══ Text passage ══

MARTHA KINGSBURY: Sure.
TOM ROBBINS: They could have come in and made themselves a living and had plenty of free time, and in a community which is quite livable and... But they didn't care.
MARTHA KINGSBURY: Nevertheless, it is the case in spite of the lack of any continuity with the newspapers and so forth, that since you began writing, the number of galleries and the number of artists showing seriously has vastly expanded. And there has been, now more recently, other fairly serious writers appearing._____ and Matthew Kangas...
TOM ROBBINS: I think that there did begin to be a sense of, a notion of serious art, that all art wasn't serious and all art was not the same. Those distinctions began to be made.
MARTHA KINGSBURY: And they continue to be made now, I think.
TOM ROBBINS: Um hmm.
MARTHA KINGSBURY: And the distinctions regularly now are made between the galleries that are in the first categories in these respects and artists that are...
TOM ROBBINS: I tried actually [to] get done in the gallery listings in the newspaper, to...
MARTHA KINGSBURY: To split them up.
TOM ROBBINS: To somehow list the serious galleries in a different space than the driftwood galleries, but they wouldn't go for that either, and they still don't.
MARTHA KINGSBURY: No. I suppose it has to do with the advertising budget, or some notions related to that; I don't know.
TOM ROBBINS: So, I look back at those years and I don't have any regrets. I don't have any regrets about much of anything I've done in my life-- even the terrible things. (chuckles) But, you know, I was really glad to be able to give it up and move on to something maybe a bit more honorable.
MARTHA KINGSBURY: But, even though you've given it up technically, can I ask you a few more questions?
TOM ROBBINS: See, I think that one after a while begins to resent art, when one has to write about it all the time.
MARTHA KINGSBURY: It was ruining art for you?
TOM ROBBINS: Yeah! And now I'm much more relaxed about it. I go into a gallery or museum, and I realize that I don't have to formulate any opinions if I don't want to. I don't have to think this thing through and write about it at any great length. I can think about it if I want to; if not, I can just walk out. So I can enjoy painting really a lot more than I could when I had that sort of pressure.
MARTHA KINGSBURY: Sure, sure.
TOM ROBBINS: So I like to think of myself as a writer, a novelist, a fiction writer. I'm a fiction writer who liked painting a lot. I had a love for art and I still do. And during that period [when] I wrote about it, I guess you say I was a critic but I don't really like that term.
MARTHA KINGSBURY: You wrote some other kinds of things, like the piece on Guy Anderson. As we were saying earlier off the tape, you could have been an art historian in a sense also.
TOM ROBBINS: Yeah. I like to think of myself as a fiction writer who liked art enough to write about it for a while, and then went on to his fiction. I think there are others, people like Donal Barthelme, Robert Coover, and John Ashbery, other novelists and short story writers and poets who also happen to like art a lot and write about it from time to time. And I'd rather be identified with that group than with a group of real critics, like Rosenberg and Fried and...
MARTHA KINGSBURY: Greenberg and that sort of thing.
TOM ROBBINS: Yeah.

═══

Tasks to complete:
A) In the interview, do the following statements agree with the text? Answer yes or no for each, quoting the deciding words. (i) Robbins has regrets about the years he spent writing about art. (ii) The newspaper agreed to list the serious galleries separately from the driftwood galleries. (iii) Robbins would rather be identified with fiction writers who like art than with real critics.
B) Could you repeat the part of the interview from "MARTHA KINGSBURY: Nevertheless, it" up to and including "now, I think." word for word?
C) Which writers does Robbins name in the interview as others who like art and write about it from time to time?

══ Record excerpts ══

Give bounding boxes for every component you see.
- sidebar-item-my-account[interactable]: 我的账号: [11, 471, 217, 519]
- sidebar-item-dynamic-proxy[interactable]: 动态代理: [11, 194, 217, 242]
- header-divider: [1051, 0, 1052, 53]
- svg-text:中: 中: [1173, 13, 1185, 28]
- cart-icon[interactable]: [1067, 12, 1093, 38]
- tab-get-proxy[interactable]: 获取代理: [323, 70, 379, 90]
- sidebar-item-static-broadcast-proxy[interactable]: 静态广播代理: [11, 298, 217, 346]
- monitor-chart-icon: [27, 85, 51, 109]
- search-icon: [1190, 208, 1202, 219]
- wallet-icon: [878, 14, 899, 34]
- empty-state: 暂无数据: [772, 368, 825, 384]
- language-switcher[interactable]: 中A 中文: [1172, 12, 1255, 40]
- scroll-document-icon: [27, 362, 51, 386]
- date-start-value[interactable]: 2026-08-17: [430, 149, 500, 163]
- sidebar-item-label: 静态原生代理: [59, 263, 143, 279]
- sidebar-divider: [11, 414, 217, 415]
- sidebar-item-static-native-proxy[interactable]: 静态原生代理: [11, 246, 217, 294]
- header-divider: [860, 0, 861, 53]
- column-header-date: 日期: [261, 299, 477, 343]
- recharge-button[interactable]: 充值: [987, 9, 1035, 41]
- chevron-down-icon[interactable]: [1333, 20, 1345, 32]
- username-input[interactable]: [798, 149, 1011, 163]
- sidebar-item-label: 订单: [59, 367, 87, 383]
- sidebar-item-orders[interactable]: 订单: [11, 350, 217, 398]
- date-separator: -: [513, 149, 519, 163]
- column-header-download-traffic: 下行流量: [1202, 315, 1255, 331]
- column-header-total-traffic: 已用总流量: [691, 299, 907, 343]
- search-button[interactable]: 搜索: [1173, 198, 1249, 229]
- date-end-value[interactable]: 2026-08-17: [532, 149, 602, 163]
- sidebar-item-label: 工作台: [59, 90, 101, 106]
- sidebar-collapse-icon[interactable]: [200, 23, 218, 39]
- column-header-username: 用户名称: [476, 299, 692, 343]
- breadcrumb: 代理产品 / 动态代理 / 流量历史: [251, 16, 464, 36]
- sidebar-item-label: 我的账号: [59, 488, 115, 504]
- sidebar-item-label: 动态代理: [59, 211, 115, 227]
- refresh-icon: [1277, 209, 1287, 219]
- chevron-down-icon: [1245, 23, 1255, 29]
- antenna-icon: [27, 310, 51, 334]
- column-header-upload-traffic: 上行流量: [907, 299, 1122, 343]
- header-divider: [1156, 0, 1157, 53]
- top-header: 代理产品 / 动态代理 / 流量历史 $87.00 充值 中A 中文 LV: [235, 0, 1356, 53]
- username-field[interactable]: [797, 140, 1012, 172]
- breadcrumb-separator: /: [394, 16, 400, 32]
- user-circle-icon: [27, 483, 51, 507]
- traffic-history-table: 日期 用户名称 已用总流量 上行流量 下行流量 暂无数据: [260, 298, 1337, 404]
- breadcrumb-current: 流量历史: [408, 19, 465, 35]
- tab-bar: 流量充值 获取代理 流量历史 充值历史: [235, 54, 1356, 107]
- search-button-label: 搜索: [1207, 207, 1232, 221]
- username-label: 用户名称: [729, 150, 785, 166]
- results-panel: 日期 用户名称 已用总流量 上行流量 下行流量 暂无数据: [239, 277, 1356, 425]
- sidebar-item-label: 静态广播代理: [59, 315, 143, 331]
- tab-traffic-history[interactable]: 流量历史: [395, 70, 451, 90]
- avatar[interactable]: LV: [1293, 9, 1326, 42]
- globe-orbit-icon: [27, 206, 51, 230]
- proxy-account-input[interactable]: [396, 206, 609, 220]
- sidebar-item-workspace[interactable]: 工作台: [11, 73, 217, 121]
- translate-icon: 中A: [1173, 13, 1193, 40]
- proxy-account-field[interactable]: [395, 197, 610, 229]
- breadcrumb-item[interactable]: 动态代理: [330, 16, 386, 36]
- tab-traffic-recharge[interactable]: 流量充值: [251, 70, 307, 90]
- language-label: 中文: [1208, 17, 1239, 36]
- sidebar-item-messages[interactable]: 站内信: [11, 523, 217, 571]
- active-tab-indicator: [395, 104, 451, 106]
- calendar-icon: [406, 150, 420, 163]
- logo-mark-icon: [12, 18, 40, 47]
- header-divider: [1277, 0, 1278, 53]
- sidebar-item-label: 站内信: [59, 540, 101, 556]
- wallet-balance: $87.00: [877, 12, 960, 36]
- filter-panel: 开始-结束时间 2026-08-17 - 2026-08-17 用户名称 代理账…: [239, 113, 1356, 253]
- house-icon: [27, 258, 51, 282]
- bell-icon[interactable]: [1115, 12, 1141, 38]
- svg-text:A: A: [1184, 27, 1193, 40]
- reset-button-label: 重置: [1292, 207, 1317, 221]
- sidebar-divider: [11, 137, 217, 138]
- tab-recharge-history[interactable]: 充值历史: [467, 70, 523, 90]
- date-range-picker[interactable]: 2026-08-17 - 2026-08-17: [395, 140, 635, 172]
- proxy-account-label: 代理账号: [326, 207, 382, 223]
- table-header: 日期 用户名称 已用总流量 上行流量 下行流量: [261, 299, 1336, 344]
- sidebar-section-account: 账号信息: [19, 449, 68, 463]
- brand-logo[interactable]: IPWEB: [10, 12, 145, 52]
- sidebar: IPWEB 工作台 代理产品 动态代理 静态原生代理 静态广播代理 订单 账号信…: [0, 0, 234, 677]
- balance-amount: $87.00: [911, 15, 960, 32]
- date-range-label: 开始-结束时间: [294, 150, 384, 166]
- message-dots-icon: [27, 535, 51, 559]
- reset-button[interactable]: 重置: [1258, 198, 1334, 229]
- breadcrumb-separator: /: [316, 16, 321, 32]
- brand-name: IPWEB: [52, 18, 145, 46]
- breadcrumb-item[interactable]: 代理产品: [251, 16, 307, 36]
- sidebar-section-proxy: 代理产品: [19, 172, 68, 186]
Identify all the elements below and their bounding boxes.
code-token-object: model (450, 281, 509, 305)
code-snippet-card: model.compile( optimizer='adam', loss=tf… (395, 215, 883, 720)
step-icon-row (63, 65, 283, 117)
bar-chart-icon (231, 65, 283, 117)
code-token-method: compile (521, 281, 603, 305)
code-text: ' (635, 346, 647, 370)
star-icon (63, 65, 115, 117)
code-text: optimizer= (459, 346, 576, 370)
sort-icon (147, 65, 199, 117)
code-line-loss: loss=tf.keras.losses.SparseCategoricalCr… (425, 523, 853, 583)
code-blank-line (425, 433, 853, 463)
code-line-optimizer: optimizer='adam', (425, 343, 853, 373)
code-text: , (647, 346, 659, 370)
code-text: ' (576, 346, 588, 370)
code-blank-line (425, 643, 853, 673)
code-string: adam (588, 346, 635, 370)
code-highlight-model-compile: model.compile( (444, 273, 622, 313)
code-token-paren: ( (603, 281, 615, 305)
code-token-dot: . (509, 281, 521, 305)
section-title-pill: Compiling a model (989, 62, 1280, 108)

═══

Exercise solutions:
A)
(i) No: "So, I look back at those years and I don't have any regrets."
(ii) No: "but they wouldn't go for that either, and they still don't."
(iii) Yes: "And I'd rather be identified with that group than with a group of real critics"

B)
MARTHA KINGSBURY: Nevertheless, it is the case in spite of the lack of any continuity with the newspapers and so forth, that since you began writing, the number of galleries and the number of artists showing seriously has vastly expanded. And there has been, now more recently, other fairly serious writers appearing._____ and Matthew Kangas...
TOM ROBBINS: I think that there did begin to be a sense of, a notion of serious art, that all art wasn't serious and all art was not the same. Those distinctions began to be made.
MARTHA KINGSBURY: And they continue to be made now, I think.

C) Donal Barthelme, Robert Coover, and John Ashbery.